_What to work on_
Write out the records beneath this line exactly as they appear, minus any images.
········
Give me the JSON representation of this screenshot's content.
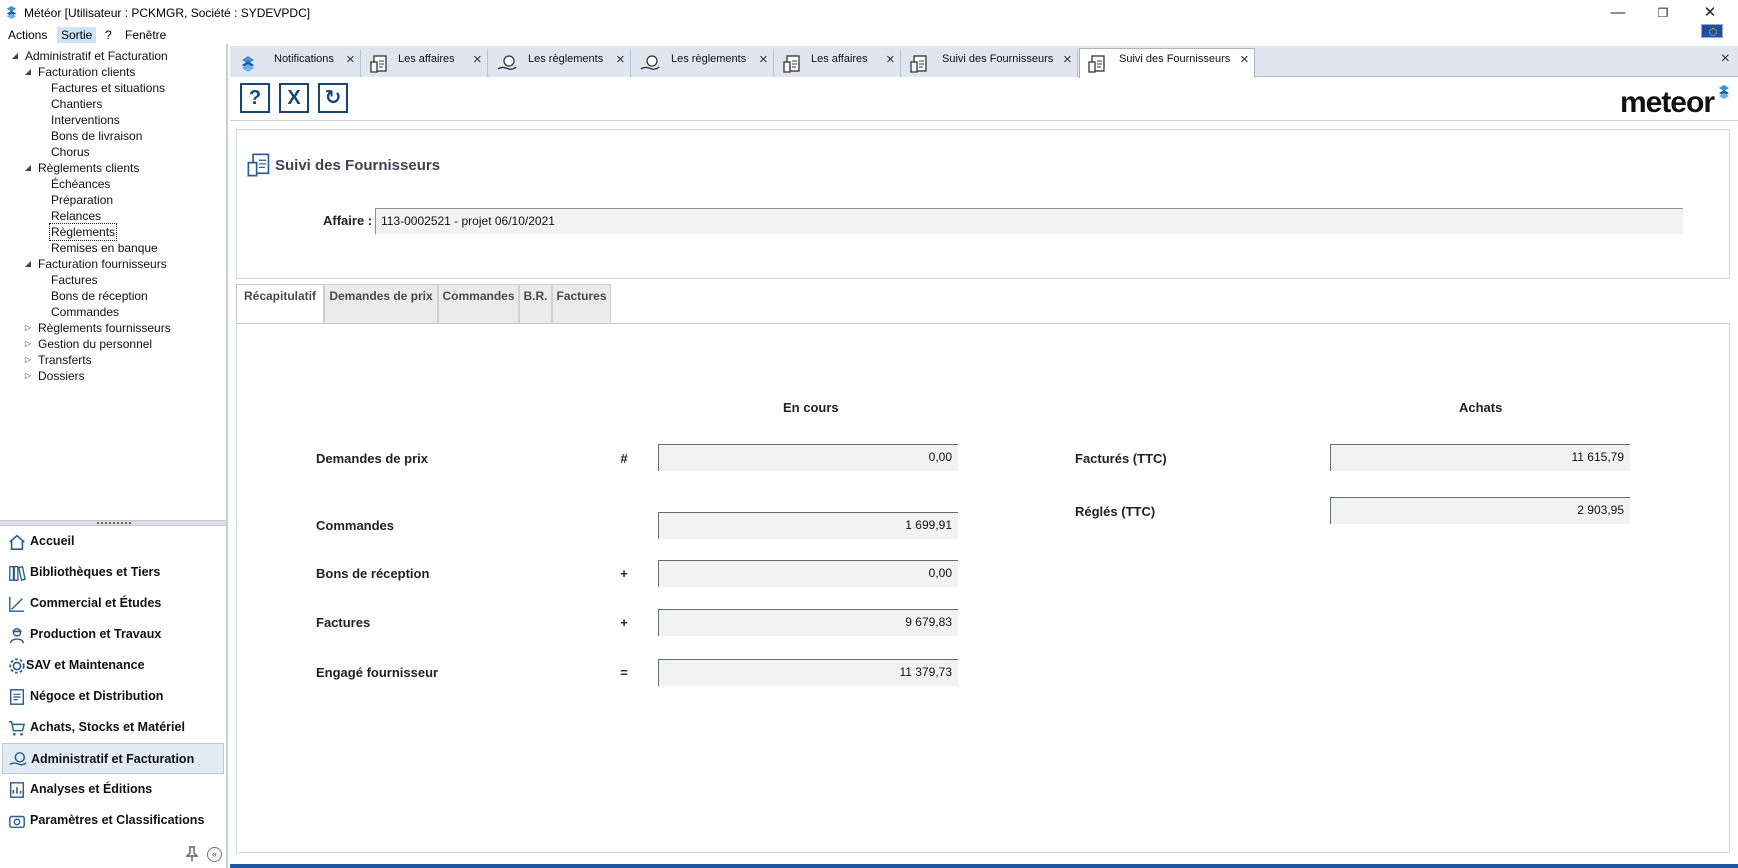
{
  "window": {
    "title": "Météor [Utilisateur : PCKMGR, Société : SYDEVPDC]",
    "minimize": "—",
    "restore": "❐",
    "close": "✕"
  },
  "menu": {
    "items": [
      "Actions",
      "Sortie",
      "?",
      "Fenêtre"
    ],
    "active_index": 1
  },
  "tree": {
    "items": [
      {
        "label": "Administratif et Facturation",
        "level": 0,
        "toggle": "◢"
      },
      {
        "label": "Facturation clients",
        "level": 1,
        "toggle": "◢"
      },
      {
        "label": "Factures et situations",
        "level": 2,
        "toggle": ""
      },
      {
        "label": "Chantiers",
        "level": 2,
        "toggle": ""
      },
      {
        "label": "Interventions",
        "level": 2,
        "toggle": ""
      },
      {
        "label": "Bons de livraison",
        "level": 2,
        "toggle": ""
      },
      {
        "label": "Chorus",
        "level": 2,
        "toggle": ""
      },
      {
        "label": "Règlements clients",
        "level": 1,
        "toggle": "◢"
      },
      {
        "label": "Échéances",
        "level": 2,
        "toggle": ""
      },
      {
        "label": "Préparation",
        "level": 2,
        "toggle": ""
      },
      {
        "label": "Relances",
        "level": 2,
        "toggle": ""
      },
      {
        "label": "Règlements",
        "level": 2,
        "toggle": "",
        "selected": true
      },
      {
        "label": "Remises en banque",
        "level": 2,
        "toggle": ""
      },
      {
        "label": "Facturation fournisseurs",
        "level": 1,
        "toggle": "◢"
      },
      {
        "label": "Factures",
        "level": 2,
        "toggle": ""
      },
      {
        "label": "Bons de réception",
        "level": 2,
        "toggle": ""
      },
      {
        "label": "Commandes",
        "level": 2,
        "toggle": ""
      },
      {
        "label": "Règlements fournisseurs",
        "level": 1,
        "toggle": "▷"
      },
      {
        "label": "Gestion du personnel",
        "level": 1,
        "toggle": "▷"
      },
      {
        "label": "Transferts",
        "level": 1,
        "toggle": "▷"
      },
      {
        "label": "Dossiers",
        "level": 1,
        "toggle": "▷"
      }
    ]
  },
  "modules": {
    "items": [
      {
        "label": "Accueil",
        "icon": "home-icon"
      },
      {
        "label": "Bibliothèques et Tiers",
        "icon": "books-icon"
      },
      {
        "label": "Commercial et Études",
        "icon": "chart-ruler-icon"
      },
      {
        "label": "Production et Travaux",
        "icon": "worker-icon"
      },
      {
        "label": "SAV et Maintenance",
        "icon": "gear-icon"
      },
      {
        "label": "Négoce et Distribution",
        "icon": "document-icon"
      },
      {
        "label": "Achats, Stocks et Matériel",
        "icon": "cart-icon"
      },
      {
        "label": "Administratif et Facturation",
        "icon": "hand-coin-icon",
        "active": true
      },
      {
        "label": "Analyses et Éditions",
        "icon": "report-icon"
      },
      {
        "label": "Paramètres et Classifications",
        "icon": "settings-icon"
      }
    ]
  },
  "tabs": {
    "items": [
      {
        "label": "Notifications",
        "icon": "meteor-icon"
      },
      {
        "label": "Les affaires",
        "icon": "folder-doc-icon"
      },
      {
        "label": "Les règlements",
        "icon": "hand-coin-icon"
      },
      {
        "label": "Les règlements",
        "icon": "hand-coin-icon"
      },
      {
        "label": "Les affaires",
        "icon": "folder-doc-icon"
      },
      {
        "label": "Suivi des Fournisseurs",
        "icon": "folder-doc-icon"
      },
      {
        "label": "Suivi des Fournisseurs",
        "icon": "folder-doc-icon",
        "active": true
      }
    ],
    "close_glyph": "×"
  },
  "toolbar": {
    "help": "?",
    "cancel": "X",
    "refresh": "↻"
  },
  "logo": {
    "text": "meteor"
  },
  "panel": {
    "title": "Suivi des Fournisseurs",
    "affaire_label": "Affaire :",
    "affaire_value": "113-0002521 - projet 06/10/2021"
  },
  "subtabs": {
    "items": [
      "Récapitulatif",
      "Demandes de prix",
      "Commandes",
      "B.R.",
      "Factures"
    ],
    "active_index": 0
  },
  "summary": {
    "en_cours_header": "En cours",
    "achats_header": "Achats",
    "en_cours": [
      {
        "label": "Demandes de prix",
        "op": "#",
        "value": "0,00"
      },
      {
        "label": "Commandes",
        "op": "",
        "value": "1 699,91"
      },
      {
        "label": "Bons de réception",
        "op": "+",
        "value": "0,00"
      },
      {
        "label": "Factures",
        "op": "+",
        "value": "9 679,83"
      },
      {
        "label": "Engagé fournisseur",
        "op": "=",
        "value": "11 379,73"
      }
    ],
    "achats": [
      {
        "label": "Facturés (TTC)",
        "value": "11 615,79"
      },
      {
        "label": "Réglés (TTC)",
        "value": "2 903,95"
      }
    ]
  },
  "colors": {
    "accent": "#17457a",
    "tab_strip": "#dfe6ef",
    "active_module": "#e3ebf5",
    "field_bg": "#f2f2f2"
  }
}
········
_Solution to this exercise_
Give me the JSON representation of this screenshot's content.
{
  "window": {
    "title": "Météor [Utilisateur : PCKMGR, Société : SYDEVPDC]",
    "minimize": "—",
    "restore": "❐",
    "close": "✕"
  },
  "menu": {
    "items": [
      "Actions",
      "Sortie",
      "?",
      "Fenêtre"
    ],
    "active_index": 1
  },
  "tree": {
    "items": [
      {
        "label": "Administratif et Facturation",
        "level": 0,
        "toggle": "◢"
      },
      {
        "label": "Facturation clients",
        "level": 1,
        "toggle": "◢"
      },
      {
        "label": "Factures et situations",
        "level": 2,
        "toggle": ""
      },
      {
        "label": "Chantiers",
        "level": 2,
        "toggle": ""
      },
      {
        "label": "Interventions",
        "level": 2,
        "toggle": ""
      },
      {
        "label": "Bons de livraison",
        "level": 2,
        "toggle": ""
      },
      {
        "label": "Chorus",
        "level": 2,
        "toggle": ""
      },
      {
        "label": "Règlements clients",
        "level": 1,
        "toggle": "◢"
      },
      {
        "label": "Échéances",
        "level": 2,
        "toggle": ""
      },
      {
        "label": "Préparation",
        "level": 2,
        "toggle": ""
      },
      {
        "label": "Relances",
        "level": 2,
        "toggle": ""
      },
      {
        "label": "Règlements",
        "level": 2,
        "toggle": "",
        "selected": true
      },
      {
        "label": "Remises en banque",
        "level": 2,
        "toggle": ""
      },
      {
        "label": "Facturation fournisseurs",
        "level": 1,
        "toggle": "◢"
      },
      {
        "label": "Factures",
        "level": 2,
        "toggle": ""
      },
      {
        "label": "Bons de réception",
        "level": 2,
        "toggle": ""
      },
      {
        "label": "Commandes",
        "level": 2,
        "toggle": ""
      },
      {
        "label": "Règlements fournisseurs",
        "level": 1,
        "toggle": "▷"
      },
      {
        "label": "Gestion du personnel",
        "level": 1,
        "toggle": "▷"
      },
      {
        "label": "Transferts",
        "level": 1,
        "toggle": "▷"
      },
      {
        "label": "Dossiers",
        "level": 1,
        "toggle": "▷"
      }
    ]
  },
  "modules": {
    "items": [
      {
        "label": "Accueil",
        "icon": "home-icon"
      },
      {
        "label": "Bibliothèques et Tiers",
        "icon": "books-icon"
      },
      {
        "label": "Commercial et Études",
        "icon": "chart-ruler-icon"
      },
      {
        "label": "Production et Travaux",
        "icon": "worker-icon"
      },
      {
        "label": "SAV et Maintenance",
        "icon": "gear-icon"
      },
      {
        "label": "Négoce et Distribution",
        "icon": "document-icon"
      },
      {
        "label": "Achats, Stocks et Matériel",
        "icon": "cart-icon"
      },
      {
        "label": "Administratif et Facturation",
        "icon": "hand-coin-icon",
        "active": true
      },
      {
        "label": "Analyses et Éditions",
        "icon": "report-icon"
      },
      {
        "label": "Paramètres et Classifications",
        "icon": "settings-icon"
      }
    ]
  },
  "tabs": {
    "items": [
      {
        "label": "Notifications",
        "icon": "meteor-icon"
      },
      {
        "label": "Les affaires",
        "icon": "folder-doc-icon"
      },
      {
        "label": "Les règlements",
        "icon": "hand-coin-icon"
      },
      {
        "label": "Les règlements",
        "icon": "hand-coin-icon"
      },
      {
        "label": "Les affaires",
        "icon": "folder-doc-icon"
      },
      {
        "label": "Suivi des Fournisseurs",
        "icon": "folder-doc-icon"
      },
      {
        "label": "Suivi des Fournisseurs",
        "icon": "folder-doc-icon",
        "active": true
      }
    ],
    "close_glyph": "×"
  },
  "toolbar": {
    "help": "?",
    "cancel": "X",
    "refresh": "↻"
  },
  "logo": {
    "text": "meteor"
  },
  "panel": {
    "title": "Suivi des Fournisseurs",
    "affaire_label": "Affaire :",
    "affaire_value": "113-0002521 - projet 06/10/2021"
  },
  "subtabs": {
    "items": [
      "Récapitulatif",
      "Demandes de prix",
      "Commandes",
      "B.R.",
      "Factures"
    ],
    "active_index": 0
  },
  "summary": {
    "en_cours_header": "En cours",
    "achats_header": "Achats",
    "en_cours": [
      {
        "label": "Demandes de prix",
        "op": "#",
        "value": "0,00"
      },
      {
        "label": "Commandes",
        "op": "",
        "value": "1 699,91"
      },
      {
        "label": "Bons de réception",
        "op": "+",
        "value": "0,00"
      },
      {
        "label": "Factures",
        "op": "+",
        "value": "9 679,83"
      },
      {
        "label": "Engagé fournisseur",
        "op": "=",
        "value": "11 379,73"
      }
    ],
    "achats": [
      {
        "label": "Facturés (TTC)",
        "value": "11 615,79"
      },
      {
        "label": "Réglés (TTC)",
        "value": "2 903,95"
      }
    ]
  },
  "colors": {
    "accent": "#17457a",
    "tab_strip": "#dfe6ef",
    "active_module": "#e3ebf5",
    "field_bg": "#f2f2f2"
  }
}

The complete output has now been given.